— START Provided entries —

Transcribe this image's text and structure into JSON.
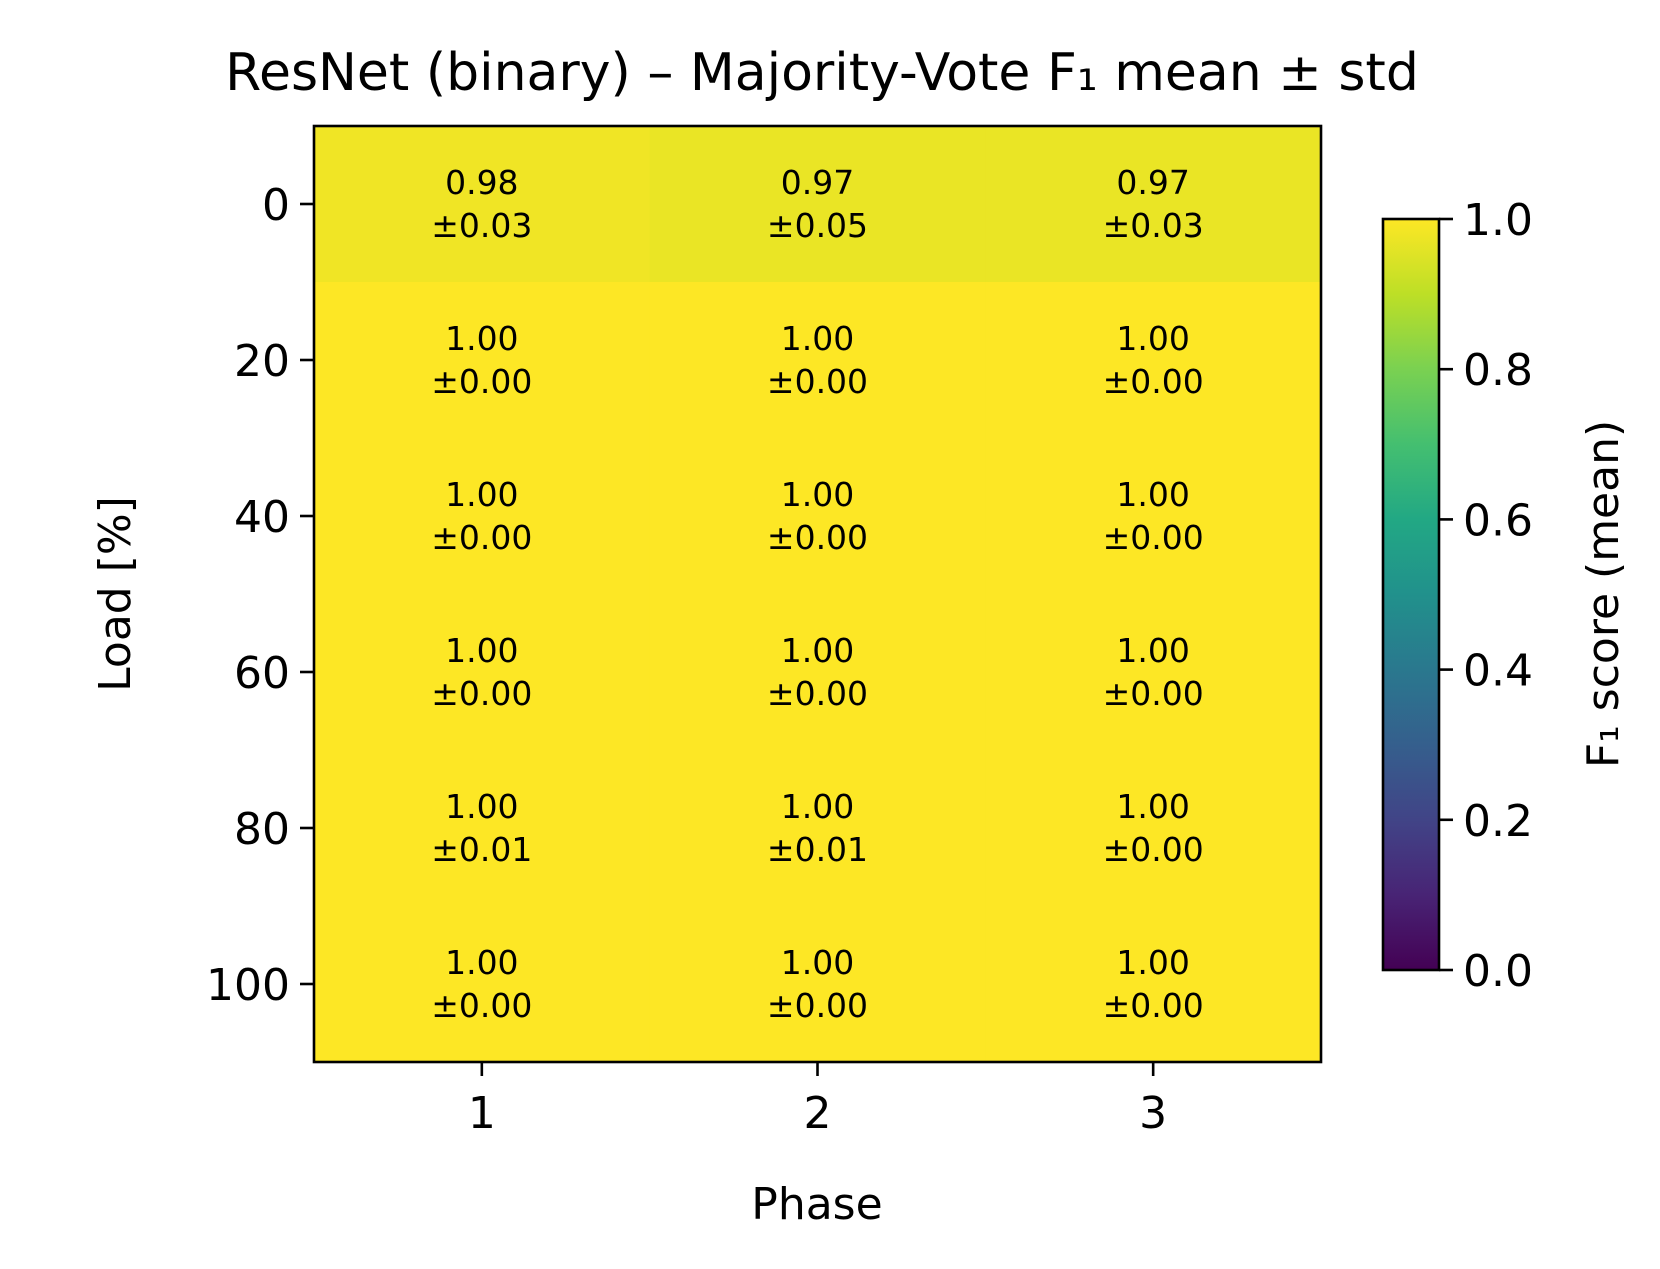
{
  "chart_data": {
    "type": "heatmap",
    "title": "ResNet (binary) – Majority-Vote F₁ mean ± std",
    "xlabel": "Phase",
    "ylabel": "Load [%]",
    "x_categories": [
      "1",
      "2",
      "3"
    ],
    "y_categories": [
      "0",
      "20",
      "40",
      "60",
      "80",
      "100"
    ],
    "mean": [
      [
        0.98,
        0.97,
        0.97
      ],
      [
        1.0,
        1.0,
        1.0
      ],
      [
        1.0,
        1.0,
        1.0
      ],
      [
        1.0,
        1.0,
        1.0
      ],
      [
        1.0,
        1.0,
        1.0
      ],
      [
        1.0,
        1.0,
        1.0
      ]
    ],
    "std": [
      [
        0.03,
        0.05,
        0.03
      ],
      [
        0.0,
        0.0,
        0.0
      ],
      [
        0.0,
        0.0,
        0.0
      ],
      [
        0.0,
        0.0,
        0.0
      ],
      [
        0.01,
        0.01,
        0.0
      ],
      [
        0.0,
        0.0,
        0.0
      ]
    ],
    "colorbar": {
      "label": "F₁ score (mean)",
      "range": [
        0.0,
        1.0
      ],
      "ticks": [
        "0.0",
        "0.2",
        "0.4",
        "0.6",
        "0.8",
        "1.0"
      ],
      "colormap": "viridis"
    }
  }
}
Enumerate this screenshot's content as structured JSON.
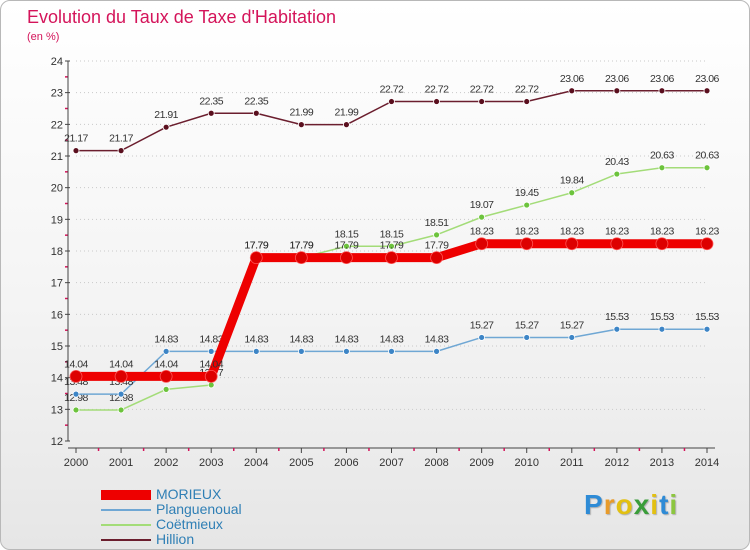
{
  "title": "Evolution du Taux de Taxe d'Habitation",
  "subtitle": "(en %)",
  "logo": {
    "letters": [
      "P",
      "r",
      "o",
      "x",
      "i",
      "t",
      "i"
    ],
    "colors": [
      "#2e8bd6",
      "#e89b2a",
      "#e2c012",
      "#3a9d3a",
      "#e2c012",
      "#2e8bd6",
      "#8cc63f"
    ]
  },
  "colors": {
    "title": "#d4145a",
    "axis": "#444444",
    "grid": "#c9c9c9",
    "tick_mark": "#d4145a"
  },
  "chart_data": {
    "type": "line",
    "x": [
      "2000",
      "2001",
      "2002",
      "2003",
      "2004",
      "2005",
      "2006",
      "2007",
      "2008",
      "2009",
      "2010",
      "2011",
      "2012",
      "2013",
      "2014"
    ],
    "ylim": [
      12,
      24
    ],
    "yticks": [
      "12",
      "13",
      "14",
      "15",
      "16",
      "17",
      "18",
      "19",
      "20",
      "21",
      "22",
      "23",
      "24"
    ],
    "grid": "horizontal dotted",
    "legend_position": "bottom-left",
    "series": [
      {
        "name": "Hillion",
        "color": "#6b1e2e",
        "marker": "#5a0f1e",
        "width": 1.5,
        "values": [
          21.17,
          21.17,
          21.91,
          22.35,
          22.35,
          21.99,
          21.99,
          22.72,
          22.72,
          22.72,
          22.72,
          23.06,
          23.06,
          23.06,
          23.06
        ],
        "labels": [
          "21.17",
          "21.17",
          "21.91",
          "22.35",
          "22.35",
          "21.99",
          "21.99",
          "22.72",
          "22.72",
          "22.72",
          "22.72",
          "23.06",
          "23.06",
          "23.06",
          "23.06"
        ]
      },
      {
        "name": "Coëtmieux",
        "color": "#a3dc78",
        "marker": "#6cc33c",
        "width": 1.5,
        "values": [
          12.98,
          12.98,
          13.63,
          13.77,
          17.79,
          17.79,
          18.15,
          18.15,
          18.51,
          19.07,
          19.45,
          19.84,
          20.43,
          20.63,
          20.63
        ],
        "labels": [
          "12.98",
          "12.98",
          "13.63",
          "13.77",
          "17.79",
          "17.79",
          "18.15",
          "18.15",
          "18.51",
          "19.07",
          "19.45",
          "19.84",
          "20.43",
          "20.63",
          "20.63"
        ]
      },
      {
        "name": "Planguenoual",
        "color": "#6fa7d4",
        "marker": "#3d85c6",
        "width": 1.5,
        "values": [
          13.48,
          13.48,
          14.83,
          14.83,
          14.83,
          14.83,
          14.83,
          14.83,
          14.83,
          15.27,
          15.27,
          15.27,
          15.53,
          15.53,
          15.53
        ],
        "labels": [
          "13.48",
          "13.48",
          "14.83",
          "14.83",
          "14.83",
          "14.83",
          "14.83",
          "14.83",
          "14.83",
          "15.27",
          "15.27",
          "15.27",
          "15.53",
          "15.53",
          "15.53"
        ]
      },
      {
        "name": "MORIEUX",
        "color": "#ee0000",
        "marker": "#dd0000",
        "width": 9,
        "values": [
          14.04,
          14.04,
          14.04,
          14.04,
          17.79,
          17.79,
          17.79,
          17.79,
          17.79,
          18.23,
          18.23,
          18.23,
          18.23,
          18.23,
          18.23
        ],
        "labels": [
          "14.04",
          "14.04",
          "14.04",
          "14.04",
          "17.79",
          "17.79",
          "17.79",
          "17.79",
          "17.79",
          "18.23",
          "18.23",
          "18.23",
          "18.23",
          "18.23",
          "18.23"
        ]
      }
    ],
    "legend_order": [
      "MORIEUX",
      "Planguenoual",
      "Coëtmieux",
      "Hillion"
    ]
  }
}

— END Provided entries —

Job: Extract every line of the data exactly; pictures stay out.

Problem solution:
Transcribe this image's text and structure into JSON.
{
  "chart_data": {
    "type": "heatmap",
    "title": "ResNet (binary) – Majority-Vote F₁ mean ± std",
    "xlabel": "Phase",
    "ylabel": "Load [%]",
    "x_categories": [
      "1",
      "2",
      "3"
    ],
    "y_categories": [
      "0",
      "20",
      "40",
      "60",
      "80",
      "100"
    ],
    "mean": [
      [
        0.98,
        0.97,
        0.97
      ],
      [
        1.0,
        1.0,
        1.0
      ],
      [
        1.0,
        1.0,
        1.0
      ],
      [
        1.0,
        1.0,
        1.0
      ],
      [
        1.0,
        1.0,
        1.0
      ],
      [
        1.0,
        1.0,
        1.0
      ]
    ],
    "std": [
      [
        0.03,
        0.05,
        0.03
      ],
      [
        0.0,
        0.0,
        0.0
      ],
      [
        0.0,
        0.0,
        0.0
      ],
      [
        0.0,
        0.0,
        0.0
      ],
      [
        0.01,
        0.01,
        0.0
      ],
      [
        0.0,
        0.0,
        0.0
      ]
    ],
    "colorbar": {
      "label": "F₁ score (mean)",
      "range": [
        0.0,
        1.0
      ],
      "ticks": [
        "0.0",
        "0.2",
        "0.4",
        "0.6",
        "0.8",
        "1.0"
      ],
      "colormap": "viridis"
    }
  }
}
Enumerate this screenshot's content as structured JSON.
{
  "title": "Evolution du Taux de Taxe d'Habitation",
  "subtitle": "(en %)",
  "logo": {
    "letters": [
      "P",
      "r",
      "o",
      "x",
      "i",
      "t",
      "i"
    ],
    "colors": [
      "#2e8bd6",
      "#e89b2a",
      "#e2c012",
      "#3a9d3a",
      "#e2c012",
      "#2e8bd6",
      "#8cc63f"
    ]
  },
  "colors": {
    "title": "#d4145a",
    "axis": "#444444",
    "grid": "#c9c9c9",
    "tick_mark": "#d4145a"
  },
  "chart_data": {
    "type": "line",
    "x": [
      "2000",
      "2001",
      "2002",
      "2003",
      "2004",
      "2005",
      "2006",
      "2007",
      "2008",
      "2009",
      "2010",
      "2011",
      "2012",
      "2013",
      "2014"
    ],
    "ylim": [
      12,
      24
    ],
    "yticks": [
      "12",
      "13",
      "14",
      "15",
      "16",
      "17",
      "18",
      "19",
      "20",
      "21",
      "22",
      "23",
      "24"
    ],
    "grid": "horizontal dotted",
    "legend_position": "bottom-left",
    "series": [
      {
        "name": "Hillion",
        "color": "#6b1e2e",
        "marker": "#5a0f1e",
        "width": 1.5,
        "values": [
          21.17,
          21.17,
          21.91,
          22.35,
          22.35,
          21.99,
          21.99,
          22.72,
          22.72,
          22.72,
          22.72,
          23.06,
          23.06,
          23.06,
          23.06
        ],
        "labels": [
          "21.17",
          "21.17",
          "21.91",
          "22.35",
          "22.35",
          "21.99",
          "21.99",
          "22.72",
          "22.72",
          "22.72",
          "22.72",
          "23.06",
          "23.06",
          "23.06",
          "23.06"
        ]
      },
      {
        "name": "Coëtmieux",
        "color": "#a3dc78",
        "marker": "#6cc33c",
        "width": 1.5,
        "values": [
          12.98,
          12.98,
          13.63,
          13.77,
          17.79,
          17.79,
          18.15,
          18.15,
          18.51,
          19.07,
          19.45,
          19.84,
          20.43,
          20.63,
          20.63
        ],
        "labels": [
          "12.98",
          "12.98",
          "13.63",
          "13.77",
          "17.79",
          "17.79",
          "18.15",
          "18.15",
          "18.51",
          "19.07",
          "19.45",
          "19.84",
          "20.43",
          "20.63",
          "20.63"
        ]
      },
      {
        "name": "Planguenoual",
        "color": "#6fa7d4",
        "marker": "#3d85c6",
        "width": 1.5,
        "values": [
          13.48,
          13.48,
          14.83,
          14.83,
          14.83,
          14.83,
          14.83,
          14.83,
          14.83,
          15.27,
          15.27,
          15.27,
          15.53,
          15.53,
          15.53
        ],
        "labels": [
          "13.48",
          "13.48",
          "14.83",
          "14.83",
          "14.83",
          "14.83",
          "14.83",
          "14.83",
          "14.83",
          "15.27",
          "15.27",
          "15.27",
          "15.53",
          "15.53",
          "15.53"
        ]
      },
      {
        "name": "MORIEUX",
        "color": "#ee0000",
        "marker": "#dd0000",
        "width": 9,
        "values": [
          14.04,
          14.04,
          14.04,
          14.04,
          17.79,
          17.79,
          17.79,
          17.79,
          17.79,
          18.23,
          18.23,
          18.23,
          18.23,
          18.23,
          18.23
        ],
        "labels": [
          "14.04",
          "14.04",
          "14.04",
          "14.04",
          "17.79",
          "17.79",
          "17.79",
          "17.79",
          "17.79",
          "18.23",
          "18.23",
          "18.23",
          "18.23",
          "18.23",
          "18.23"
        ]
      }
    ],
    "legend_order": [
      "MORIEUX",
      "Planguenoual",
      "Coëtmieux",
      "Hillion"
    ]
  }
}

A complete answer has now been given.